● **TO DO**
Write the data out again in full, with no departure from the original.

● **THE RECORDS**
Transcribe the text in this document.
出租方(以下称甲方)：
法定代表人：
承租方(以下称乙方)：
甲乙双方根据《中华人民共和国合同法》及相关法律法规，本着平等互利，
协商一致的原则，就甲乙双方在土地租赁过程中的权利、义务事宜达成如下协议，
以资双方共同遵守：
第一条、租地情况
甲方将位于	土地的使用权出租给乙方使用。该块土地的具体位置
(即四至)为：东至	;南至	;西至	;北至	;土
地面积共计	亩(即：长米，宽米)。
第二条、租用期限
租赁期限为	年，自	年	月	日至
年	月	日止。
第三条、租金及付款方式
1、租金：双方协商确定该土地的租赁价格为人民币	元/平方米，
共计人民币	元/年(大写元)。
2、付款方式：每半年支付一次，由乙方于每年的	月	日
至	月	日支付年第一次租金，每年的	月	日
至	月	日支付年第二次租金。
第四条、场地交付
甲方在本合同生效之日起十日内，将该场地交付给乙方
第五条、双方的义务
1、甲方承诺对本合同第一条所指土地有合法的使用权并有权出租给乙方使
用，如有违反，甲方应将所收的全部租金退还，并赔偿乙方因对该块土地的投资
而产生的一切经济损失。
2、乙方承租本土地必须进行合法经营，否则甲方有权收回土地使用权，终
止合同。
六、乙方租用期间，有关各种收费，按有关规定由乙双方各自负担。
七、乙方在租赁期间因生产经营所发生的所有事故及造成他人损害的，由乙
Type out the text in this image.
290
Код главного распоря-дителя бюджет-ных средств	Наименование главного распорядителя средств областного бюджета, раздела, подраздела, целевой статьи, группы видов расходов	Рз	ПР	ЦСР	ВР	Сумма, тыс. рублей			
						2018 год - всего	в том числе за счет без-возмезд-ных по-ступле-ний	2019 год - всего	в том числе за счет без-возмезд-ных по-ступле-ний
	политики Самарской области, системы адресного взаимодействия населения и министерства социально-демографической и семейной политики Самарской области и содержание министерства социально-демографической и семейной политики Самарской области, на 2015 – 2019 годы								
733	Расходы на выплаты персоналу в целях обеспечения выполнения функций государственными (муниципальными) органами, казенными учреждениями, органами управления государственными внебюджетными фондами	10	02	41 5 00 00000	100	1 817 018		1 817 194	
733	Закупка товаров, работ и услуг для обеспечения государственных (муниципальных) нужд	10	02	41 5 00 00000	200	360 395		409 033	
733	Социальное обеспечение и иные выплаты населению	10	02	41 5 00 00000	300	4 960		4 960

● **SOLUTION TO THE PROBLEM**
Transcribe the text in this document.
出租方(以下称甲方)：
法定代表人：
承租方(以下称乙方)：
甲乙双方根据《中华人民共和国合同法》及相关法律法规，本着平等互利，
协商一致的原则，就甲乙双方在土地租赁过程中的权利、义务事宜达成如下协议，
以资双方共同遵守：
第一条、租地情况
甲方将位于	土地的使用权出租给乙方使用。该块土地的具体位置
(即四至)为：东至	;南至	;西至	;北至	;土
地面积共计	亩(即：长米，宽米)。
第二条、租用期限
租赁期限为	年，自	年	月	日至
年	月	日止。
第三条、租金及付款方式
1、租金：双方协商确定该土地的租赁价格为人民币	元/平方米，
共计人民币	元/年(大写元)。
2、付款方式：每半年支付一次，由乙方于每年的	月	日
至	月	日支付年第一次租金，每年的	月	日
至	月	日支付年第二次租金。
第四条、场地交付
甲方在本合同生效之日起十日内，将该场地交付给乙方
第五条、双方的义务
1、甲方承诺对本合同第一条所指土地有合法的使用权并有权出租给乙方使
用，如有违反，甲方应将所收的全部租金退还，并赔偿乙方因对该块土地的投资
而产生的一切经济损失。
2、乙方承租本土地必须进行合法经营，否则甲方有权收回土地使用权，终
止合同。
六、乙方租用期间，有关各种收费，按有关规定由乙双方各自负担。
七、乙方在租赁期间因生产经营所发生的所有事故及造成他人损害的，由乙
Type out the text in this image.
290
Код главного распоря-дителя бюджет-ных средств	Наименование главного распорядителя средств областного бюджета, раздела, подраздела, целевой статьи, группы видов расходов	Рз	ПР	ЦСР	ВР	Сумма, тыс. рублей			
						2018 год - всего	в том числе за счет без-возмезд-ных по-ступле-ний	2019 год - всего	в том числе за счет без-возмезд-ных по-ступле-ний
	политики Самарской области, системы адресного взаимодействия населения и министерства социально-демографической и семейной политики Самарской области и содержание министерства социально-демографической и семейной политики Самарской области, на 2015 – 2019 годы								
733	Расходы на выплаты персоналу в целях обеспечения выполнения функций государственными (муниципальными) органами, казенными учреждениями, органами управления государственными внебюджетными фондами	10	02	41 5 00 00000	100	1 817 018		1 817 194	
733	Закупка товаров, работ и услуг для обеспечения государственных (муниципальных) нужд	10	02	41 5 00 00000	200	360 395		409 033	
733	Социальное обеспечение и иные выплаты населению	10	02	41 5 00 00000	300	4 960		4 960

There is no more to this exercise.